• _MATERIAL FOR THE TASK_:
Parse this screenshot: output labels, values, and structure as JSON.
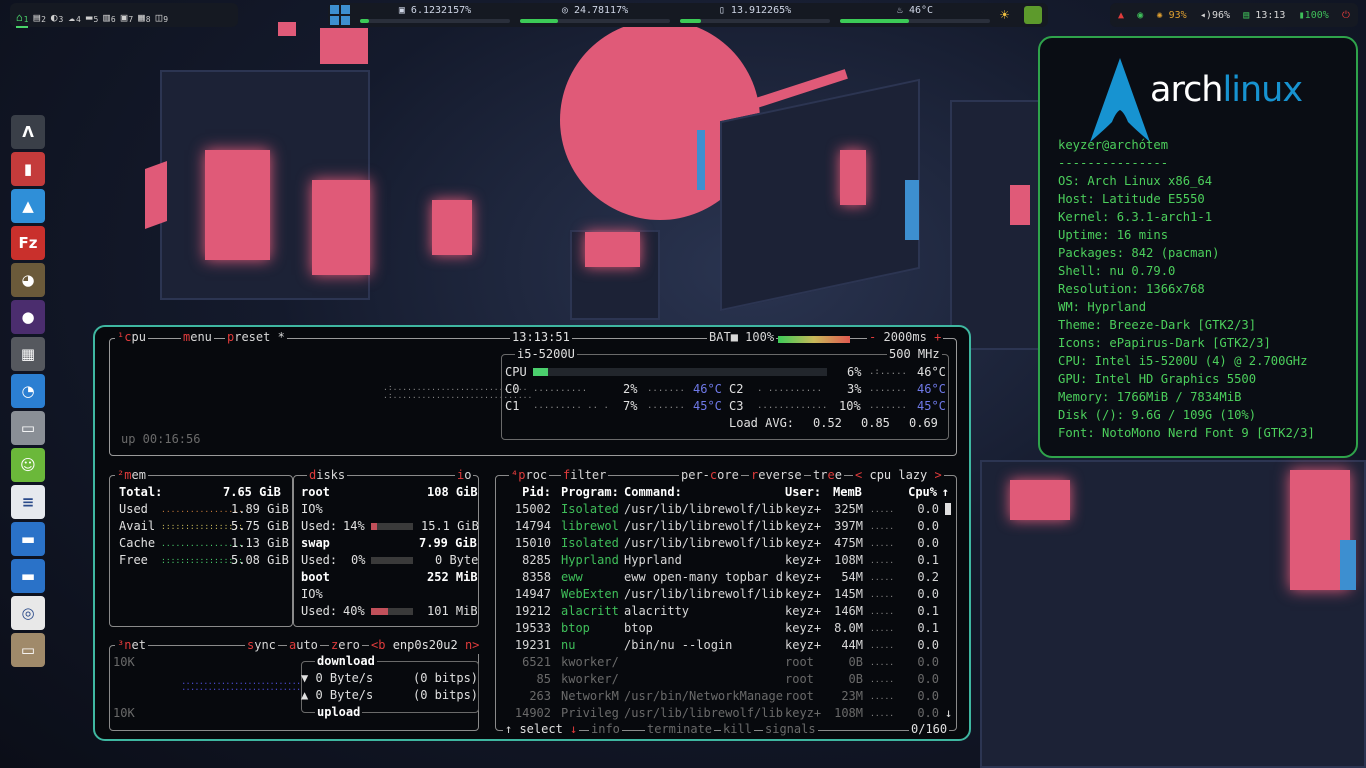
{
  "topbar": {
    "workspaces": [
      {
        "icon": "⌂",
        "num": "1",
        "active": true
      },
      {
        "icon": "▤",
        "num": "2"
      },
      {
        "icon": "◐",
        "num": "3"
      },
      {
        "icon": "☁",
        "num": "4"
      },
      {
        "icon": "▬",
        "num": "5"
      },
      {
        "icon": "▥",
        "num": "6"
      },
      {
        "icon": "▣",
        "num": "7"
      },
      {
        "icon": "▦",
        "num": "8"
      },
      {
        "icon": "◫",
        "num": "9"
      }
    ],
    "resources": [
      {
        "icon": "▣",
        "label": "6.1232157%",
        "fill": 0.06
      },
      {
        "icon": "◎",
        "label": "24.78117%",
        "fill": 0.25
      },
      {
        "icon": "▯",
        "label": "13.912265%",
        "fill": 0.14
      },
      {
        "icon": "♨",
        "label": "46°C",
        "fill": 0.46
      }
    ],
    "status": {
      "warning": "▲",
      "eye": "◉",
      "brightness": "93%",
      "volume": "96%",
      "time": "13:13",
      "battery": "100%"
    }
  },
  "dock": [
    {
      "name": "alacritty",
      "glyph": "Λ",
      "color": "#3a3f48"
    },
    {
      "name": "red-app",
      "glyph": "▮",
      "color": "#c43b3b"
    },
    {
      "name": "triangle-app",
      "glyph": "▲",
      "color": "#2f8fd8"
    },
    {
      "name": "filezilla",
      "glyph": "Fz",
      "color": "#c9302c"
    },
    {
      "name": "gimp",
      "glyph": "◕",
      "color": "#6b5a3a"
    },
    {
      "name": "purple-app",
      "glyph": "●",
      "color": "#4b2d6e"
    },
    {
      "name": "grid-app",
      "glyph": "▦",
      "color": "#55585e"
    },
    {
      "name": "librewolf",
      "glyph": "◔",
      "color": "#2b7fd2"
    },
    {
      "name": "network-app",
      "glyph": "▭",
      "color": "#8a8f96"
    },
    {
      "name": "user-app",
      "glyph": "☺",
      "color": "#6bb83a"
    },
    {
      "name": "text-editor",
      "glyph": "≡",
      "color": "#e6e9ee"
    },
    {
      "name": "window-app-1",
      "glyph": "▬",
      "color": "#2a72c8"
    },
    {
      "name": "window-app-2",
      "glyph": "▬",
      "color": "#2a72c8"
    },
    {
      "name": "settings-app",
      "glyph": "◎",
      "color": "#e8e8e8"
    },
    {
      "name": "tv-app",
      "glyph": "▭",
      "color": "#a08a6a"
    }
  ],
  "neofetch": {
    "logo_arch": "arch",
    "logo_linux": "linux",
    "lines": [
      "keyzer@archótem",
      "---------------",
      "OS: Arch Linux x86_64",
      "Host: Latitude E5550",
      "Kernel: 6.3.1-arch1-1",
      "Uptime: 16 mins",
      "Packages: 842 (pacman)",
      "Shell: nu 0.79.0",
      "Resolution: 1366x768",
      "WM: Hyprland",
      "Theme: Breeze-Dark [GTK2/3]",
      "Icons: ePapirus-Dark [GTK2/3]",
      "CPU: Intel i5-5200U (4) @ 2.700GHz",
      "GPU: Intel HD Graphics 5500",
      "Memory: 1766MiB / 7834MiB",
      "Disk (/): 9.6G / 109G (10%)",
      "Font: NotoMono Nerd Font 9 [GTK2/3]"
    ]
  },
  "btop": {
    "cpu_box": {
      "num": "¹",
      "title": "cpu",
      "menu": "menu",
      "preset": "preset *",
      "clock": "13:13:51",
      "bat_label": "BAT",
      "bat_icon": "■",
      "bat_value": "100%",
      "interval": "2000ms",
      "minus": "-",
      "plus": "+",
      "uptime": "up 00:16:56",
      "cpu_name": "i5-5200U",
      "freq": "500 MHz",
      "total": {
        "label": "CPU",
        "pct": "6%",
        "temp": "46°C",
        "fill": 0.06
      },
      "cores": [
        {
          "label": "C0",
          "pct": "2%",
          "temp": "46°C"
        },
        {
          "label": "C1",
          "pct": "7%",
          "temp": "45°C"
        },
        {
          "label": "C2",
          "pct": "3%",
          "temp": "46°C"
        },
        {
          "label": "C3",
          "pct": "10%",
          "temp": "45°C"
        }
      ],
      "load_label": "Load AVG:",
      "load": [
        "0.52",
        "0.85",
        "0.69"
      ]
    },
    "mem_box": {
      "num": "²",
      "title": "mem",
      "rows": [
        {
          "label": "Total:",
          "value": "7.65 GiB"
        },
        {
          "label": "Used",
          "value": "1.89 GiB"
        },
        {
          "label": "Avail",
          "value": "5.75 GiB"
        },
        {
          "label": "Cache",
          "value": "1.13 GiB"
        },
        {
          "label": "Free",
          "value": "5.08 GiB"
        }
      ]
    },
    "disks_box": {
      "title": "disks",
      "io": "io",
      "disks": [
        {
          "name": "root",
          "size": "108 GiB",
          "io": "IO%",
          "used_label": "Used:",
          "pct": "14%",
          "used": "15.1 GiB",
          "fill": 0.14
        },
        {
          "name": "swap",
          "size": "7.99 GiB",
          "io": "",
          "used_label": "Used:",
          "pct": "0%",
          "used": "0 Byte",
          "fill": 0.0
        },
        {
          "name": "boot",
          "size": "252 MiB",
          "io": "IO%",
          "used_label": "Used:",
          "pct": "40%",
          "used": "101 MiB",
          "fill": 0.4
        }
      ]
    },
    "net_box": {
      "num": "³",
      "title": "net",
      "sync": "sync",
      "auto": "auto",
      "zero": "zero",
      "iface_prev": "<b",
      "iface": "enp0s20u2",
      "iface_next": "n>",
      "scale_top": "10K",
      "scale_bottom": "10K",
      "download": "download",
      "upload": "upload",
      "down_rate": "0 Byte/s",
      "down_bits": "(0 bitps)",
      "up_rate": "0 Byte/s",
      "up_bits": "(0 bitps)"
    },
    "proc_box": {
      "num": "⁴",
      "title": "proc",
      "filter": "filter",
      "per_core": "per-core",
      "reverse": "reverse",
      "tree": "tree",
      "sort": "< cpu lazy >",
      "headers": {
        "pid": "Pid:",
        "program": "Program:",
        "command": "Command:",
        "user": "User:",
        "mem": "MemB",
        "cpu": "Cpu%"
      },
      "rows": [
        {
          "pid": "15002",
          "program": "Isolated",
          "command": "/usr/lib/librewolf/lib",
          "user": "keyz+",
          "mem": "325M",
          "cpu": "0.0"
        },
        {
          "pid": "14794",
          "program": "librewol",
          "command": "/usr/lib/librewolf/lib",
          "user": "keyz+",
          "mem": "397M",
          "cpu": "0.0"
        },
        {
          "pid": "15010",
          "program": "Isolated",
          "command": "/usr/lib/librewolf/lib",
          "user": "keyz+",
          "mem": "475M",
          "cpu": "0.0"
        },
        {
          "pid": "8285",
          "program": "Hyprland",
          "command": "Hyprland",
          "user": "keyz+",
          "mem": "108M",
          "cpu": "0.1"
        },
        {
          "pid": "8358",
          "program": "eww",
          "command": "eww open-many topbar d",
          "user": "keyz+",
          "mem": "54M",
          "cpu": "0.2"
        },
        {
          "pid": "14947",
          "program": "WebExten",
          "command": "/usr/lib/librewolf/lib",
          "user": "keyz+",
          "mem": "145M",
          "cpu": "0.0"
        },
        {
          "pid": "19212",
          "program": "alacritt",
          "command": "alacritty",
          "user": "keyz+",
          "mem": "146M",
          "cpu": "0.1"
        },
        {
          "pid": "19533",
          "program": "btop",
          "command": "btop",
          "user": "keyz+",
          "mem": "8.0M",
          "cpu": "0.1"
        },
        {
          "pid": "19231",
          "program": "nu",
          "command": "/bin/nu --login",
          "user": "keyz+",
          "mem": "44M",
          "cpu": "0.0"
        },
        {
          "pid": "6521",
          "program": "kworker/",
          "command": "",
          "user": "root",
          "mem": "0B",
          "cpu": "0.0"
        },
        {
          "pid": "85",
          "program": "kworker/",
          "command": "",
          "user": "root",
          "mem": "0B",
          "cpu": "0.0"
        },
        {
          "pid": "263",
          "program": "NetworkM",
          "command": "/usr/bin/NetworkManage",
          "user": "root",
          "mem": "23M",
          "cpu": "0.0"
        },
        {
          "pid": "14902",
          "program": "Privileg",
          "command": "/usr/lib/librewolf/lib",
          "user": "keyz+",
          "mem": "108M",
          "cpu": "0.0"
        }
      ],
      "footer": {
        "select": "select",
        "info": "info",
        "terminate": "terminate",
        "kill": "kill",
        "signals": "signals",
        "count": "0/160"
      }
    }
  }
}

• _WORK INSTRUCTIONS_: Out of the material above, gather each line where "topbar" appears.

• _SOLUTION TO THIS TASK_:
  "topbar": {
          "command": "eww open-many topbar d",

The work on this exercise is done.